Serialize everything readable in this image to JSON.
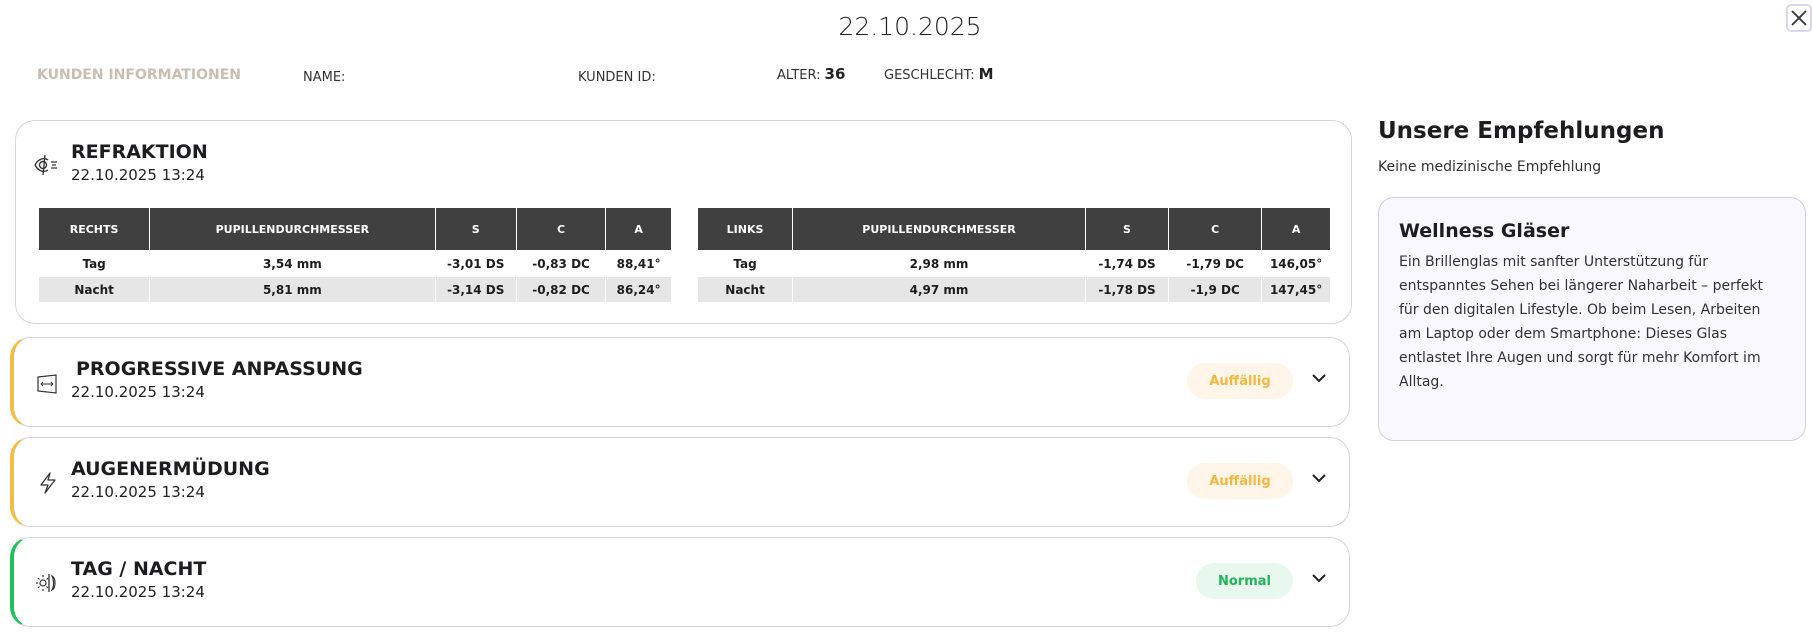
{
  "header": {
    "date": "22.10.2025"
  },
  "customer": {
    "section_label": "KUNDEN INFORMATIONEN",
    "name_label": "NAME:",
    "name_value": "",
    "id_label": "KUNDEN ID:",
    "id_value": "",
    "age_label": "ALTER:",
    "age_value": "36",
    "gender_label": "GESCHLECHT:",
    "gender_value": "M"
  },
  "refraction": {
    "title": "REFRAKTION",
    "datetime": "22.10.2025 13:24",
    "right": {
      "headers": [
        "RECHTS",
        "PUPILLENDURCHMESSER",
        "S",
        "C",
        "A"
      ],
      "rows": [
        [
          "Tag",
          "3,54 mm",
          "-3,01 DS",
          "-0,83 DC",
          "88,41°"
        ],
        [
          "Nacht",
          "5,81 mm",
          "-3,14 DS",
          "-0,82 DC",
          "86,24°"
        ]
      ]
    },
    "left": {
      "headers": [
        "LINKS",
        "PUPILLENDURCHMESSER",
        "S",
        "C",
        "A"
      ],
      "rows": [
        [
          "Tag",
          "2,98 mm",
          "-1,74 DS",
          "-1,79 DC",
          "146,05°"
        ],
        [
          "Nacht",
          "4,97 mm",
          "-1,78 DS",
          "-1,9 DC",
          "147,45°"
        ]
      ]
    }
  },
  "sections": [
    {
      "title": "PROGRESSIVE ANPASSUNG",
      "datetime": "22.10.2025 13:24",
      "status": "Auffällig",
      "icon": "progressive-lens-icon",
      "accent": "#f4bd48"
    },
    {
      "title": "AUGENERMÜDUNG",
      "datetime": "22.10.2025 13:24",
      "status": "Auffällig",
      "icon": "lightning-icon",
      "accent": "#f4bd48"
    },
    {
      "title": "TAG / NACHT",
      "datetime": "22.10.2025 13:24",
      "status": "Normal",
      "icon": "day-night-icon",
      "accent": "#21c05e"
    }
  ],
  "recommendations": {
    "title": "Unsere Empfehlungen",
    "subtitle": "Keine medizinische Empfehlung",
    "card_title": "Wellness Gläser",
    "card_text": "Ein Brillenglas mit sanfter Unterstützung für entspanntes Sehen bei längerer Naharbeit – perfekt für den digitalen Lifestyle. Ob beim Lesen, Arbeiten am Laptop oder dem Smartphone: Dieses Glas entlastet Ihre Augen und sorgt für mehr Komfort im Alltag."
  }
}
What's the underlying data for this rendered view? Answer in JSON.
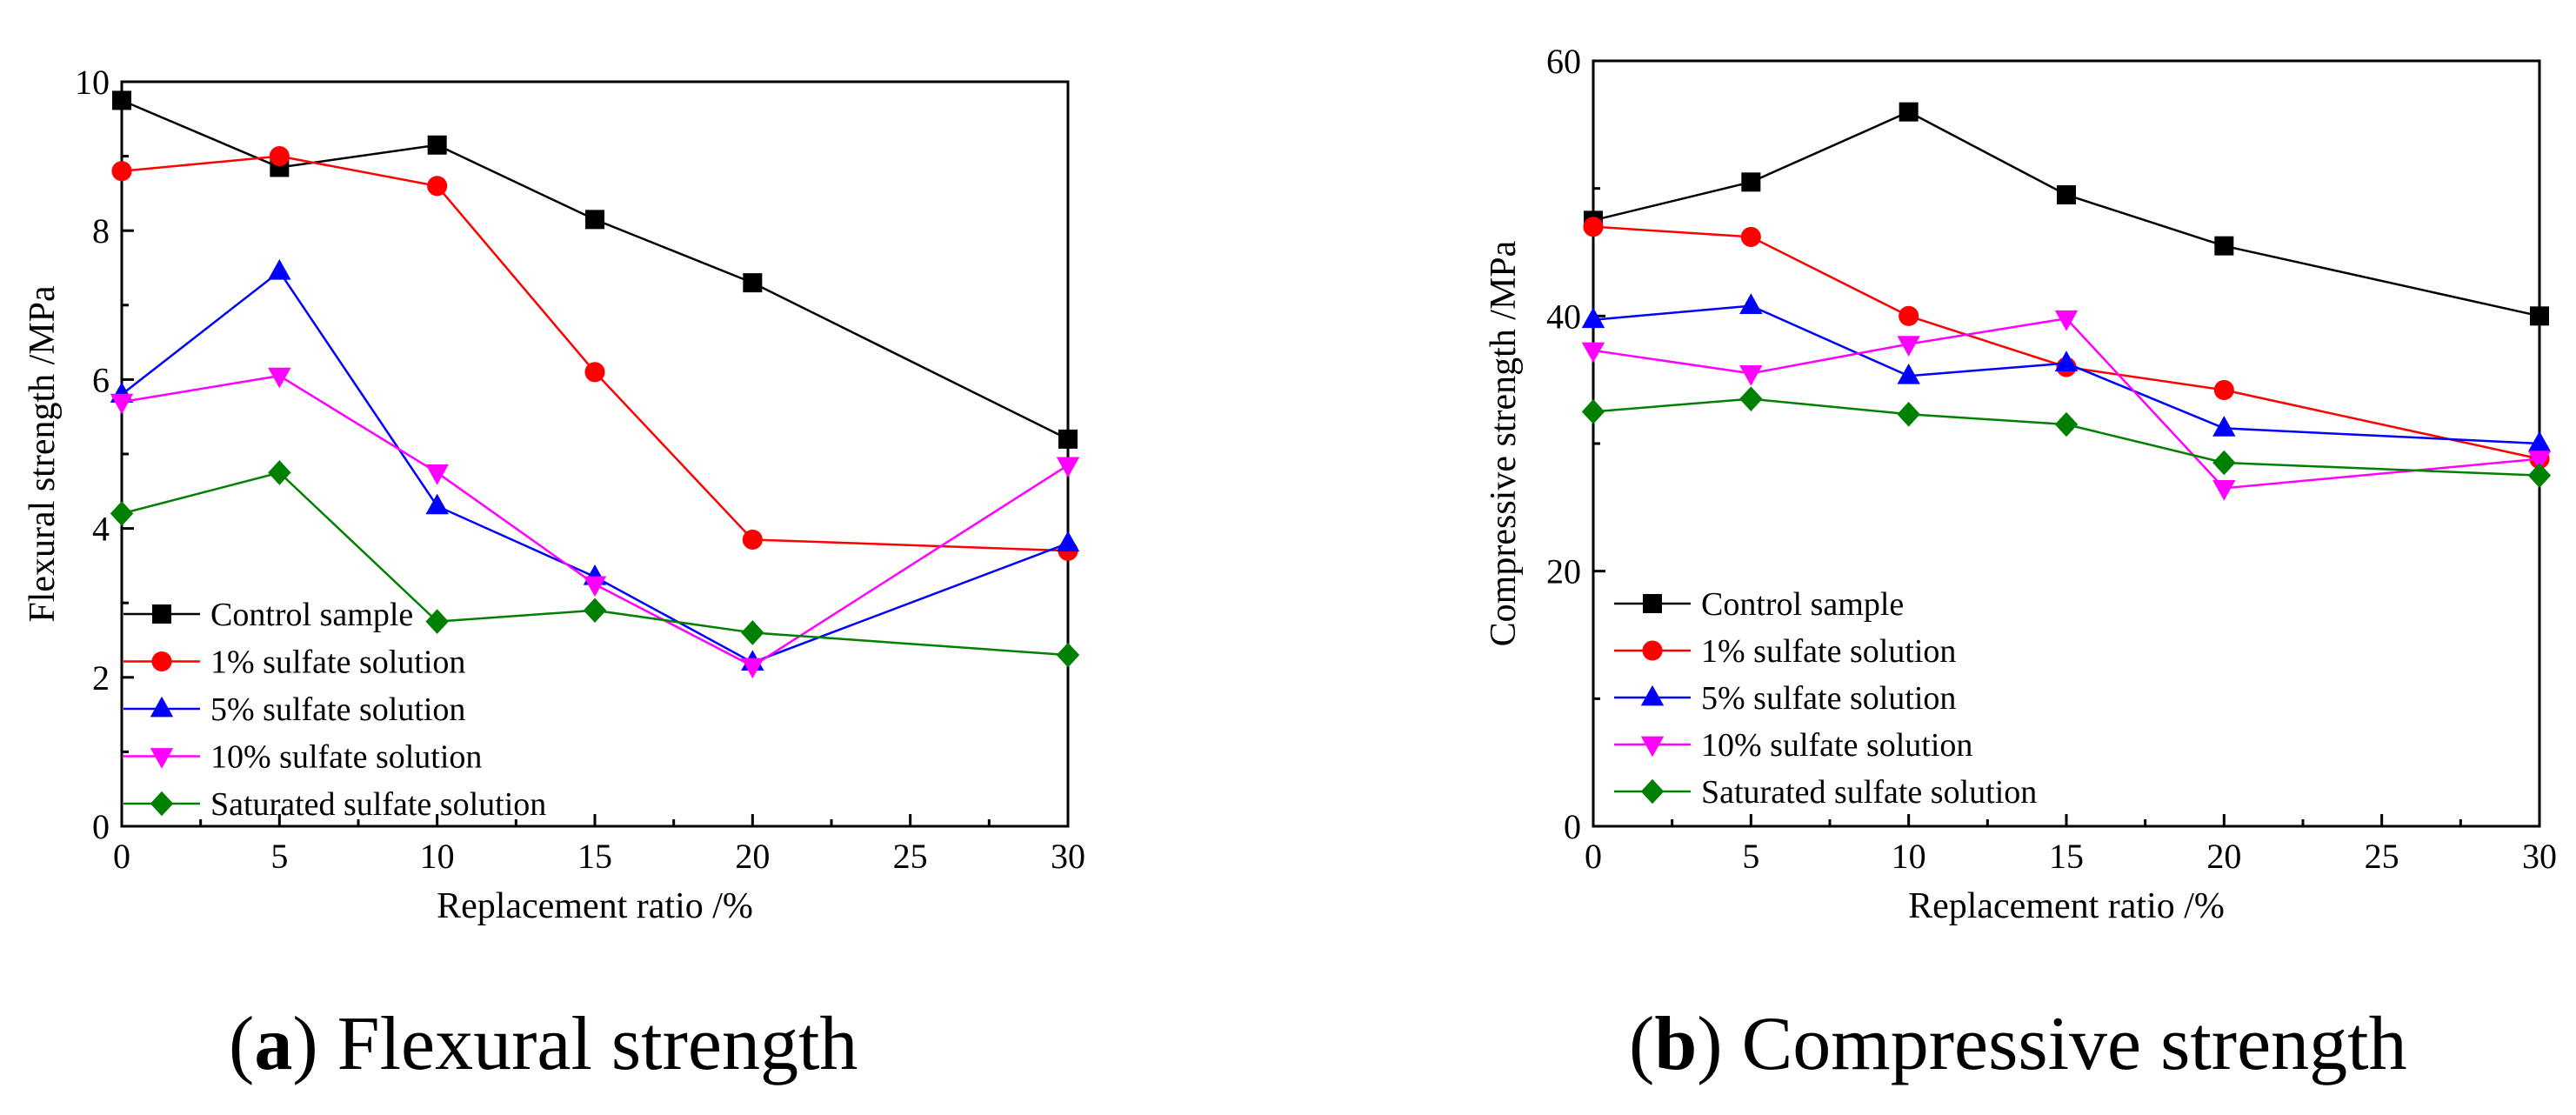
{
  "captions": [
    {
      "letter": "a",
      "text": "Flexural strength"
    },
    {
      "letter": "b",
      "text": "Compressive strength"
    }
  ],
  "chart_data": [
    {
      "type": "line",
      "title": "",
      "xlabel": "Replacement ratio  /%",
      "ylabel": "Flexural strength /MPa",
      "xlim": [
        0,
        30
      ],
      "ylim": [
        0,
        10
      ],
      "xticks": [
        0,
        5,
        10,
        15,
        20,
        25,
        30
      ],
      "yticks": [
        0,
        2,
        4,
        6,
        8,
        10
      ],
      "x": [
        0,
        5,
        10,
        15,
        20,
        30
      ],
      "grid": false,
      "legend_position": "bottom-left",
      "series": [
        {
          "name": "Control sample",
          "marker": "square",
          "color": "#000000",
          "values": [
            9.75,
            8.85,
            9.15,
            8.15,
            7.3,
            5.2
          ]
        },
        {
          "name": "1% sulfate solution",
          "marker": "circle",
          "color": "#ff0000",
          "values": [
            8.8,
            9.0,
            8.6,
            6.1,
            3.85,
            3.7
          ]
        },
        {
          "name": "5% sulfate solution",
          "marker": "triangle-up",
          "color": "#0000ff",
          "values": [
            5.8,
            7.45,
            4.3,
            3.35,
            2.2,
            3.8
          ]
        },
        {
          "name": "10% sulfate solution",
          "marker": "triangle-down",
          "color": "#ff00ff",
          "values": [
            5.7,
            6.05,
            4.75,
            3.25,
            2.15,
            4.85
          ]
        },
        {
          "name": "Saturated sulfate solution",
          "marker": "diamond",
          "color": "#008000",
          "values": [
            4.2,
            4.75,
            2.75,
            2.9,
            2.6,
            2.3
          ]
        }
      ]
    },
    {
      "type": "line",
      "title": "",
      "xlabel": "Replacement ratio  /%",
      "ylabel": "Compressive strength /MPa",
      "xlim": [
        0,
        30
      ],
      "ylim": [
        0,
        60
      ],
      "xticks": [
        0,
        5,
        10,
        15,
        20,
        25,
        30
      ],
      "yticks": [
        0,
        20,
        40,
        60
      ],
      "x": [
        0,
        5,
        10,
        15,
        20,
        30
      ],
      "grid": false,
      "legend_position": "bottom-left",
      "series": [
        {
          "name": "Control sample",
          "marker": "square",
          "color": "#000000",
          "values": [
            47.5,
            50.5,
            56.0,
            49.5,
            45.5,
            40.0
          ]
        },
        {
          "name": "1% sulfate solution",
          "marker": "circle",
          "color": "#ff0000",
          "values": [
            47.0,
            46.2,
            40.0,
            36.0,
            34.2,
            28.8
          ]
        },
        {
          "name": "5% sulfate solution",
          "marker": "triangle-up",
          "color": "#0000ff",
          "values": [
            39.7,
            40.8,
            35.3,
            36.3,
            31.2,
            30.0
          ]
        },
        {
          "name": "10% sulfate solution",
          "marker": "triangle-down",
          "color": "#ff00ff",
          "values": [
            37.3,
            35.5,
            37.8,
            39.8,
            26.5,
            28.8
          ]
        },
        {
          "name": "Saturated sulfate solution",
          "marker": "diamond",
          "color": "#008000",
          "values": [
            32.5,
            33.5,
            32.3,
            31.5,
            28.5,
            27.5
          ]
        }
      ]
    }
  ]
}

## EXERCISE TASK
From the data above, copy each line that holds "Compressive".

## WRITTEN SOLUTION
      "text": "Compressive strength"
      "ylabel": "Compressive strength /MPa",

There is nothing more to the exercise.